Start of Task material

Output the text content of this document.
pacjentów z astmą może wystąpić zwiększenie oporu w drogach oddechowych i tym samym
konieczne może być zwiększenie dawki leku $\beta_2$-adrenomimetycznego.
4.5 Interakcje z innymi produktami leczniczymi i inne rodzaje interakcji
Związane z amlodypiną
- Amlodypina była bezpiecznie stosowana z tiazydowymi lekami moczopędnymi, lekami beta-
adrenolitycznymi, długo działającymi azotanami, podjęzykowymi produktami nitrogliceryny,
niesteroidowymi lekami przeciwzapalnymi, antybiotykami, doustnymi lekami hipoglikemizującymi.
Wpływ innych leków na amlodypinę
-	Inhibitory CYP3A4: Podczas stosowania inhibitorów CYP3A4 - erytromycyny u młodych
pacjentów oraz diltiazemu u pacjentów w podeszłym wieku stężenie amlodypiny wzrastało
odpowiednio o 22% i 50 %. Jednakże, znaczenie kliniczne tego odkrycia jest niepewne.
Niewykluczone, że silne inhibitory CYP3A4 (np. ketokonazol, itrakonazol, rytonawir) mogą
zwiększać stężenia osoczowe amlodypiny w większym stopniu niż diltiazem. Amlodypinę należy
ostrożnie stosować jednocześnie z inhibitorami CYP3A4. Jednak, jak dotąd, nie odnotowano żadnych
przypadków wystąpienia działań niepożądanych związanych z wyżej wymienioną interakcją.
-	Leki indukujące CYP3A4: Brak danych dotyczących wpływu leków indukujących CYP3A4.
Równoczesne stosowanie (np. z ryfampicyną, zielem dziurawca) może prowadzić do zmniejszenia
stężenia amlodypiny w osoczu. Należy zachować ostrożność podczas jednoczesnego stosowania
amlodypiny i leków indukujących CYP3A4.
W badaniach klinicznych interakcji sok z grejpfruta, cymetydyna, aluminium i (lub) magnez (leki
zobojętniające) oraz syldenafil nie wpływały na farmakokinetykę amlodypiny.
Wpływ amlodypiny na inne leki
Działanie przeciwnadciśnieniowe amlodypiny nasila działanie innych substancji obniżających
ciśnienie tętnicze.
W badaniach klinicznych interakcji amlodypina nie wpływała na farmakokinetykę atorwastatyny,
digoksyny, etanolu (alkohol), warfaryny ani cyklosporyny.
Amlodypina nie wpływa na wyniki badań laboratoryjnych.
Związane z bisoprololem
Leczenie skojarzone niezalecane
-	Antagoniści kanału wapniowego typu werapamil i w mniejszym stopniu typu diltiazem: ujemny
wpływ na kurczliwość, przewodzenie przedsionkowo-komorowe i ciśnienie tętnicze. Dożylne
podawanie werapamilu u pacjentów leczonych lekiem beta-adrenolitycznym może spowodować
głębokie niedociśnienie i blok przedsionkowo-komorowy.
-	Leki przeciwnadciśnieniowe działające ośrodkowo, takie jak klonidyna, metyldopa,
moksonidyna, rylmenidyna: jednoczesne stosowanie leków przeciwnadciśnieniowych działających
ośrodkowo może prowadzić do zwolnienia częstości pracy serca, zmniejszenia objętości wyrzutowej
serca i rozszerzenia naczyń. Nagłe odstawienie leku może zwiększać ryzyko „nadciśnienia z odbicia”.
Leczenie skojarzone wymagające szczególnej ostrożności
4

End of Task material

_What to do:_ Repeat the preceding lines exactly, please, every one of them.

_Task result:_
Output the text content of this document.
pacjentów z astmą może wystąpić zwiększenie oporu w drogach oddechowych i tym samym
konieczne może być zwiększenie dawki leku $\beta_2$-adrenomimetycznego.
4.5 Interakcje z innymi produktami leczniczymi i inne rodzaje interakcji
Związane z amlodypiną
- Amlodypina była bezpiecznie stosowana z tiazydowymi lekami moczopędnymi, lekami beta-
adrenolitycznymi, długo działającymi azotanami, podjęzykowymi produktami nitrogliceryny,
niesteroidowymi lekami przeciwzapalnymi, antybiotykami, doustnymi lekami hipoglikemizującymi.
Wpływ innych leków na amlodypinę
-	Inhibitory CYP3A4: Podczas stosowania inhibitorów CYP3A4 - erytromycyny u młodych
pacjentów oraz diltiazemu u pacjentów w podeszłym wieku stężenie amlodypiny wzrastało
odpowiednio o 22% i 50 %. Jednakże, znaczenie kliniczne tego odkrycia jest niepewne.
Niewykluczone, że silne inhibitory CYP3A4 (np. ketokonazol, itrakonazol, rytonawir) mogą
zwiększać stężenia osoczowe amlodypiny w większym stopniu niż diltiazem. Amlodypinę należy
ostrożnie stosować jednocześnie z inhibitorami CYP3A4. Jednak, jak dotąd, nie odnotowano żadnych
przypadków wystąpienia działań niepożądanych związanych z wyżej wymienioną interakcją.
-	Leki indukujące CYP3A4: Brak danych dotyczących wpływu leków indukujących CYP3A4.
Równoczesne stosowanie (np. z ryfampicyną, zielem dziurawca) może prowadzić do zmniejszenia
stężenia amlodypiny w osoczu. Należy zachować ostrożność podczas jednoczesnego stosowania
amlodypiny i leków indukujących CYP3A4.
W badaniach klinicznych interakcji sok z grejpfruta, cymetydyna, aluminium i (lub) magnez (leki
zobojętniające) oraz syldenafil nie wpływały na farmakokinetykę amlodypiny.
Wpływ amlodypiny na inne leki
Działanie przeciwnadciśnieniowe amlodypiny nasila działanie innych substancji obniżających
ciśnienie tętnicze.
W badaniach klinicznych interakcji amlodypina nie wpływała na farmakokinetykę atorwastatyny,
digoksyny, etanolu (alkohol), warfaryny ani cyklosporyny.
Amlodypina nie wpływa na wyniki badań laboratoryjnych.
Związane z bisoprololem
Leczenie skojarzone niezalecane
-	Antagoniści kanału wapniowego typu werapamil i w mniejszym stopniu typu diltiazem: ujemny
wpływ na kurczliwość, przewodzenie przedsionkowo-komorowe i ciśnienie tętnicze. Dożylne
podawanie werapamilu u pacjentów leczonych lekiem beta-adrenolitycznym może spowodować
głębokie niedociśnienie i blok przedsionkowo-komorowy.
-	Leki przeciwnadciśnieniowe działające ośrodkowo, takie jak klonidyna, metyldopa,
moksonidyna, rylmenidyna: jednoczesne stosowanie leków przeciwnadciśnieniowych działających
ośrodkowo może prowadzić do zwolnienia częstości pracy serca, zmniejszenia objętości wyrzutowej
serca i rozszerzenia naczyń. Nagłe odstawienie leku może zwiększać ryzyko „nadciśnienia z odbicia”.
Leczenie skojarzone wymagające szczególnej ostrożności
4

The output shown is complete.